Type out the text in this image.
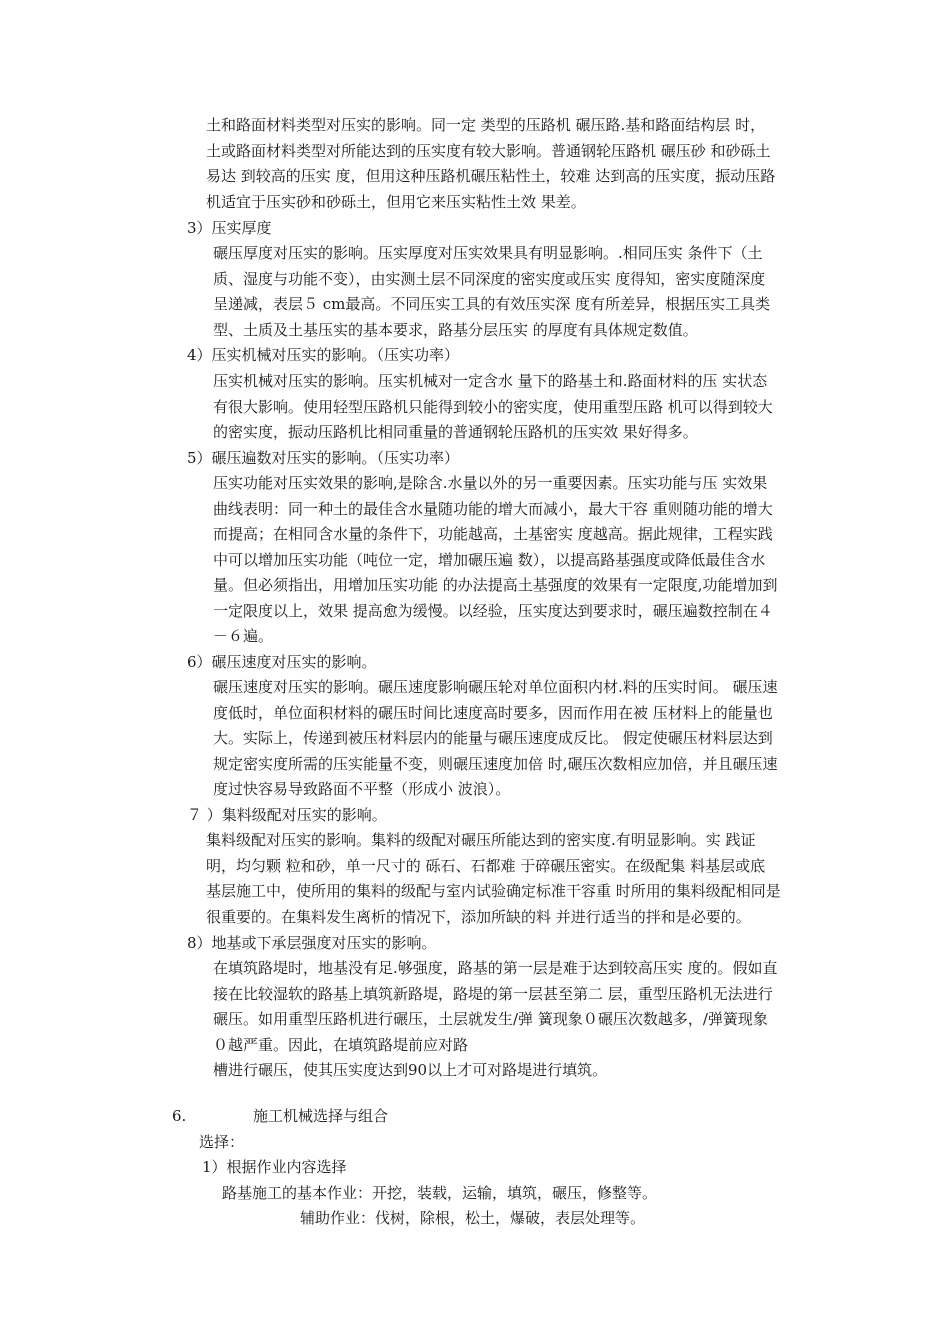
土和路面材料类型对压实的影响。同一定 类型的压路机 碾压路.基和路面结构层 时，
土或路面材料类型对所能达到的压实度有较大影响。普通钢轮压路机 碾压砂 和砂砾土
易达 到较高的压实 度，但用这种压路机碾压粘性土，较难 达到高的压实度，振动压路
机适宜于压实砂和砂砾土，但用它来压实粘性土效 果差。
3）压实厚度
碾压厚度对压实的影响。压实厚度对压实效果具有明显影响。.相同压实 条件下（土
质、湿度与功能不变），由实测土层不同深度的密实度或压实 度得知，密实度随深度
呈递减，表层５ cm最高。不同压实工具的有效压实深 度有所差异，根据压实工具类
型、土质及土基压实的基本要求，路基分层压实 的厚度有具体规定数值。
4）压实机械对压实的影响。（压实功率）
压实机械对压实的影响。压实机械对一定含水 量下的路基土和.路面材料的压 实状态
有很大影响。使用轻型压路机只能得到较小的密实度，使用重型压路 机可以得到较大
的密实度，振动压路机比相同重量的普通钢轮压路机的压实效 果好得多。
5）碾压遍数对压实的影响。（压实功率）
压实功能对压实效果的影响,是除含.水量以外的另一重要因素。压实功能与压 实效果
曲线表明：同一种土的最佳含水量随功能的增大而减小，最大干容 重则随功能的增大
而提高；在相同含水量的条件下，功能越高，土基密实 度越高。据此规律，工程实践
中可以增加压实功能（吨位一定，增加碾压遍 数），以提高路基强度或降低最佳含水
量。但必须指出，用增加压实功能 的办法提高土基强度的效果有一定限度,功能增加到
一定限度以上，效果 提高愈为缓慢。以经验，压实度达到要求时，碾压遍数控制在４
－６遍。
6）碾压速度对压实的影响。
碾压速度对压实的影响。碾压速度影响碾压轮对单位面积内材.料的压实时间。 碾压速
度低时，单位面积材料的碾压时间比速度高时要多，因而作用在被 压材料上的能量也
大。实际上，传递到被压材料层内的能量与碾压速度成反比。 假定使碾压材料层达到
规定密实度所需的压实能量不变，则碾压速度加倍 时,碾压次数相应加倍，并且碾压速
度过快容易导致路面不平整（形成小 波浪）。
７ ）集料级配对压实的影响。
集料级配对压实的影响。集料的级配对碾压所能达到的密实度.有明显影响。实 践证
明，均匀颗 粒和砂，单一尺寸的 砾石、石都难 于碎碾压密实。在级配集 料基层或底
基层施工中，使所用的集料的级配与室内试验确定标准干容重 时所用的集料级配相同是
很重要的。在集料发生离析的情况下，添加所缺的料 并进行适当的拌和是必要的。
8）地基或下承层强度对压实的影响。
在填筑路堤时，地基没有足.够强度，路基的第一层是难于达到较高压实 度的。假如直
接在比较湿软的路基上填筑新路堤，路堤的第一层甚至第二 层，重型压路机无法进行
碾压。如用重型压路机进行碾压，土层就发生/弹 簧现象０碾压次数越多，/弹簧现象
０越严重。因此，在填筑路堤前应对路
槽进行碾压，使其压实度达到90以上才可对路堤进行填筑。
6.	施工机械选择与组合
选择：
1）根据作业内容选择
路基施工的基本作业：开挖，装载，运输，填筑，碾压，修整等。
辅助作业：伐树，除根，松土，爆破，表层处理等。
####
Problem details
The records shown above are to be repeated exactly, with the pictures left out.

Answer to this exercise
Type out the text in this image.
土和路面材料类型对压实的影响。同一定 类型的压路机 碾压路.基和路面结构层 时，
土或路面材料类型对所能达到的压实度有较大影响。普通钢轮压路机 碾压砂 和砂砾土
易达 到较高的压实 度，但用这种压路机碾压粘性土，较难 达到高的压实度，振动压路
机适宜于压实砂和砂砾土，但用它来压实粘性土效 果差。
3）压实厚度
碾压厚度对压实的影响。压实厚度对压实效果具有明显影响。.相同压实 条件下（土
质、湿度与功能不变），由实测土层不同深度的密实度或压实 度得知，密实度随深度
呈递减，表层５ cm最高。不同压实工具的有效压实深 度有所差异，根据压实工具类
型、土质及土基压实的基本要求，路基分层压实 的厚度有具体规定数值。
4）压实机械对压实的影响。（压实功率）
压实机械对压实的影响。压实机械对一定含水 量下的路基土和.路面材料的压 实状态
有很大影响。使用轻型压路机只能得到较小的密实度，使用重型压路 机可以得到较大
的密实度，振动压路机比相同重量的普通钢轮压路机的压实效 果好得多。
5）碾压遍数对压实的影响。（压实功率）
压实功能对压实效果的影响,是除含.水量以外的另一重要因素。压实功能与压 实效果
曲线表明：同一种土的最佳含水量随功能的增大而减小，最大干容 重则随功能的增大
而提高；在相同含水量的条件下，功能越高，土基密实 度越高。据此规律，工程实践
中可以增加压实功能（吨位一定，增加碾压遍 数），以提高路基强度或降低最佳含水
量。但必须指出，用增加压实功能 的办法提高土基强度的效果有一定限度,功能增加到
一定限度以上，效果 提高愈为缓慢。以经验，压实度达到要求时，碾压遍数控制在４
－６遍。
6）碾压速度对压实的影响。
碾压速度对压实的影响。碾压速度影响碾压轮对单位面积内材.料的压实时间。 碾压速
度低时，单位面积材料的碾压时间比速度高时要多，因而作用在被 压材料上的能量也
大。实际上，传递到被压材料层内的能量与碾压速度成反比。 假定使碾压材料层达到
规定密实度所需的压实能量不变，则碾压速度加倍 时,碾压次数相应加倍，并且碾压速
度过快容易导致路面不平整（形成小 波浪）。
７ ）集料级配对压实的影响。
集料级配对压实的影响。集料的级配对碾压所能达到的密实度.有明显影响。实 践证
明，均匀颗 粒和砂，单一尺寸的 砾石、石都难 于碎碾压密实。在级配集 料基层或底
基层施工中，使所用的集料的级配与室内试验确定标准干容重 时所用的集料级配相同是
很重要的。在集料发生离析的情况下，添加所缺的料 并进行适当的拌和是必要的。
8）地基或下承层强度对压实的影响。
在填筑路堤时，地基没有足.够强度，路基的第一层是难于达到较高压实 度的。假如直
接在比较湿软的路基上填筑新路堤，路堤的第一层甚至第二 层，重型压路机无法进行
碾压。如用重型压路机进行碾压，土层就发生/弹 簧现象０碾压次数越多，/弹簧现象
０越严重。因此，在填筑路堤前应对路
槽进行碾压，使其压实度达到90以上才可对路堤进行填筑。
6.	施工机械选择与组合
选择：
1）根据作业内容选择
路基施工的基本作业：开挖，装载，运输，填筑，碾压，修整等。
辅助作业：伐树，除根，松土，爆破，表层处理等。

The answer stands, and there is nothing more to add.